Go through the data and copy every line exactly, but not the images.

## Records supplied
════════════════
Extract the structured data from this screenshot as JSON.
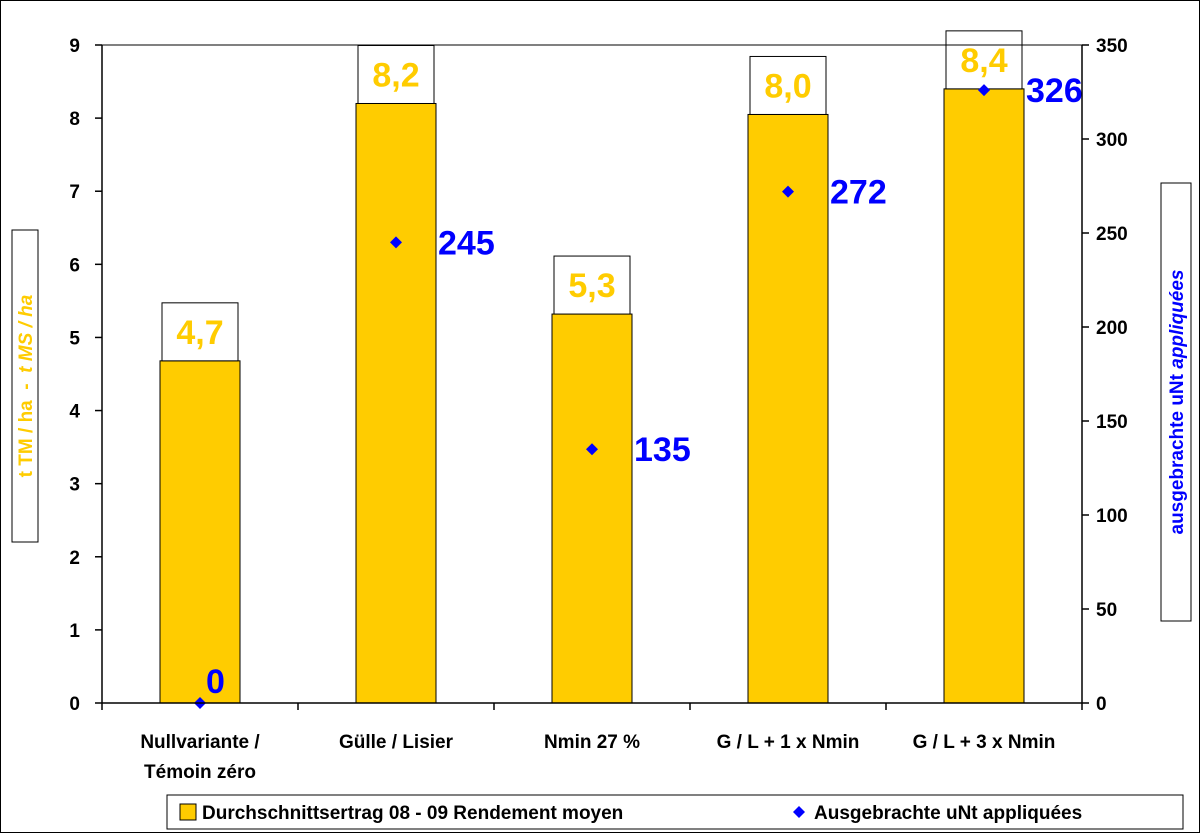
{
  "chart_data": {
    "type": "bar",
    "categories": [
      [
        "Nullvariante /",
        "Témoin zéro"
      ],
      [
        "Gülle / Lisier"
      ],
      [
        "Nmin 27 %"
      ],
      [
        "G / L + 1 x Nmin"
      ],
      [
        "G / L + 3 x Nmin"
      ]
    ],
    "series": [
      {
        "name": "Durchschnittsertrag 08 - 09 Rendement moyen",
        "axis": "left",
        "kind": "bar",
        "values": [
          4.68,
          8.2,
          5.32,
          8.05,
          8.4
        ],
        "labels": [
          "4,7",
          "8,2",
          "5,3",
          "8,0",
          "8,4"
        ],
        "color": "#ffcc00"
      },
      {
        "name": "Ausgebrachte uNt appliquées",
        "axis": "right",
        "kind": "scatter",
        "values": [
          0,
          245,
          135,
          272,
          326
        ],
        "labels": [
          "0",
          "245",
          "135",
          "272",
          "326"
        ],
        "color": "#0000ff"
      }
    ],
    "y_left": {
      "label_parts": [
        "t TM / ha",
        "  -  ",
        "t MS / ha"
      ],
      "ticks": [
        "0",
        "1",
        "2",
        "3",
        "4",
        "5",
        "6",
        "7",
        "8",
        "9"
      ],
      "ylim": [
        0,
        9
      ]
    },
    "y_right": {
      "label_parts": [
        "ausgebrachte uNt",
        " ",
        "appliquées"
      ],
      "ticks": [
        "0",
        "50",
        "100",
        "150",
        "200",
        "250",
        "300",
        "350"
      ],
      "ylim": [
        0,
        350
      ]
    },
    "legend": {
      "position": "bottom",
      "entries": [
        "Durchschnittsertrag 08 - 09 Rendement moyen",
        "Ausgebrachte uNt appliquées"
      ]
    },
    "colors": {
      "bar": "#ffcc00",
      "bar_label": "#ffcc00",
      "marker": "#0000ff",
      "marker_label": "#0000ff",
      "axis": "#000000"
    },
    "grid": false
  }
}
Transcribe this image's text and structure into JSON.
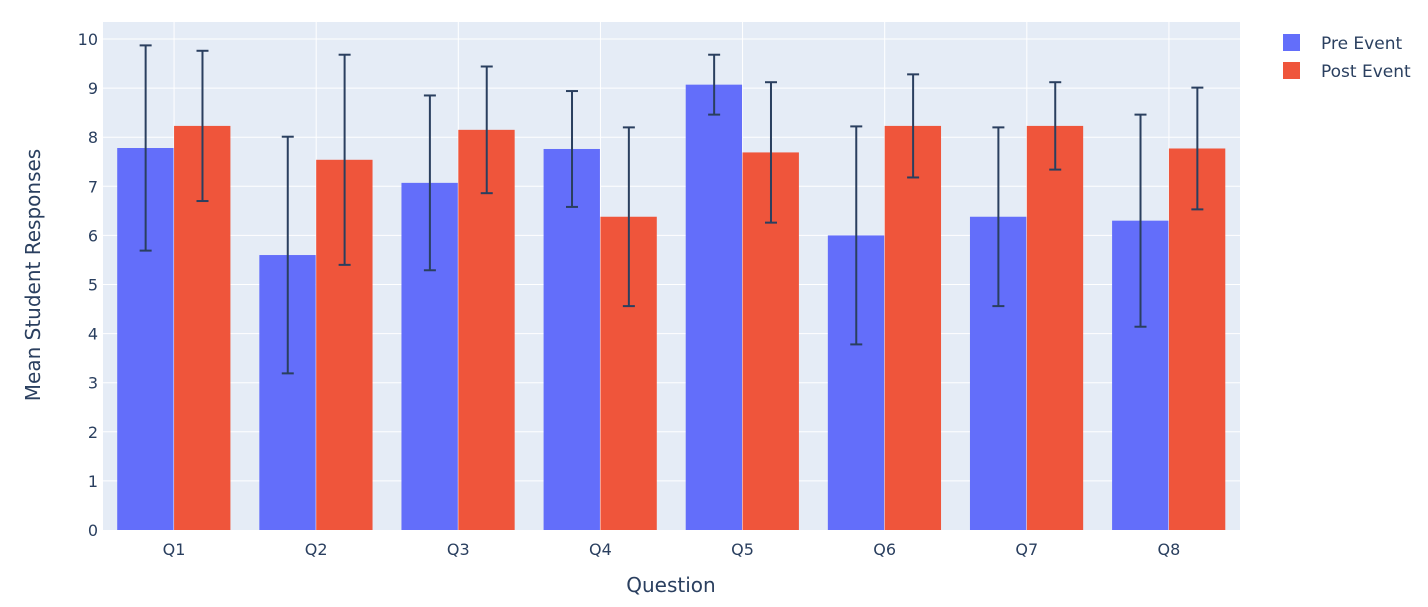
{
  "chart_data": {
    "type": "bar",
    "title": "",
    "xlabel": "Question",
    "ylabel": "Mean Student Responses",
    "ylim": [
      0,
      10.3
    ],
    "yticks": [
      0,
      1,
      2,
      3,
      4,
      5,
      6,
      7,
      8,
      9,
      10
    ],
    "grid": true,
    "legend_position": "top-right",
    "categories": [
      "Q1",
      "Q2",
      "Q3",
      "Q4",
      "Q5",
      "Q6",
      "Q7",
      "Q8"
    ],
    "series": [
      {
        "name": "Pre Event",
        "color": "#636efa",
        "values": [
          7.78,
          5.6,
          7.07,
          7.76,
          9.07,
          6.0,
          6.38,
          6.3
        ],
        "error": [
          2.09,
          2.41,
          1.78,
          1.18,
          0.61,
          2.22,
          1.82,
          2.16
        ]
      },
      {
        "name": "Post Event",
        "color": "#EF553B",
        "values": [
          8.23,
          7.54,
          8.15,
          6.38,
          7.69,
          8.23,
          8.23,
          7.77
        ],
        "error": [
          1.53,
          2.14,
          1.29,
          1.82,
          1.43,
          1.05,
          0.89,
          1.24
        ]
      }
    ],
    "error_bar_color": "#2a3f5f",
    "plot_background": "#E5ECF6"
  }
}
════════════════
## Result
Extract the structured data from this screenshot as JSON.
{
  "chart_data": {
    "type": "bar",
    "categories": [
      [
        "Nullvariante /",
        "Témoin zéro"
      ],
      [
        "Gülle / Lisier"
      ],
      [
        "Nmin 27 %"
      ],
      [
        "G / L + 1 x Nmin"
      ],
      [
        "G / L + 3 x Nmin"
      ]
    ],
    "series": [
      {
        "name": "Durchschnittsertrag 08 - 09 Rendement moyen",
        "axis": "left",
        "kind": "bar",
        "values": [
          4.68,
          8.2,
          5.32,
          8.05,
          8.4
        ],
        "labels": [
          "4,7",
          "8,2",
          "5,3",
          "8,0",
          "8,4"
        ],
        "color": "#ffcc00"
      },
      {
        "name": "Ausgebrachte uNt appliquées",
        "axis": "right",
        "kind": "scatter",
        "values": [
          0,
          245,
          135,
          272,
          326
        ],
        "labels": [
          "0",
          "245",
          "135",
          "272",
          "326"
        ],
        "color": "#0000ff"
      }
    ],
    "y_left": {
      "label_parts": [
        "t TM / ha",
        "  -  ",
        "t MS / ha"
      ],
      "ticks": [
        "0",
        "1",
        "2",
        "3",
        "4",
        "5",
        "6",
        "7",
        "8",
        "9"
      ],
      "ylim": [
        0,
        9
      ]
    },
    "y_right": {
      "label_parts": [
        "ausgebrachte uNt",
        " ",
        "appliquées"
      ],
      "ticks": [
        "0",
        "50",
        "100",
        "150",
        "200",
        "250",
        "300",
        "350"
      ],
      "ylim": [
        0,
        350
      ]
    },
    "legend": {
      "position": "bottom",
      "entries": [
        "Durchschnittsertrag 08 - 09 Rendement moyen",
        "Ausgebrachte uNt appliquées"
      ]
    },
    "colors": {
      "bar": "#ffcc00",
      "bar_label": "#ffcc00",
      "marker": "#0000ff",
      "marker_label": "#0000ff",
      "axis": "#000000"
    },
    "grid": false
  }
}
Transcribe this image's text and structure into JSON.
{
  "chart_data": {
    "type": "bar",
    "title": "",
    "xlabel": "Question",
    "ylabel": "Mean Student Responses",
    "ylim": [
      0,
      10.3
    ],
    "yticks": [
      0,
      1,
      2,
      3,
      4,
      5,
      6,
      7,
      8,
      9,
      10
    ],
    "grid": true,
    "legend_position": "top-right",
    "categories": [
      "Q1",
      "Q2",
      "Q3",
      "Q4",
      "Q5",
      "Q6",
      "Q7",
      "Q8"
    ],
    "series": [
      {
        "name": "Pre Event",
        "color": "#636efa",
        "values": [
          7.78,
          5.6,
          7.07,
          7.76,
          9.07,
          6.0,
          6.38,
          6.3
        ],
        "error": [
          2.09,
          2.41,
          1.78,
          1.18,
          0.61,
          2.22,
          1.82,
          2.16
        ]
      },
      {
        "name": "Post Event",
        "color": "#EF553B",
        "values": [
          8.23,
          7.54,
          8.15,
          6.38,
          7.69,
          8.23,
          8.23,
          7.77
        ],
        "error": [
          1.53,
          2.14,
          1.29,
          1.82,
          1.43,
          1.05,
          0.89,
          1.24
        ]
      }
    ],
    "error_bar_color": "#2a3f5f",
    "plot_background": "#E5ECF6"
  }
}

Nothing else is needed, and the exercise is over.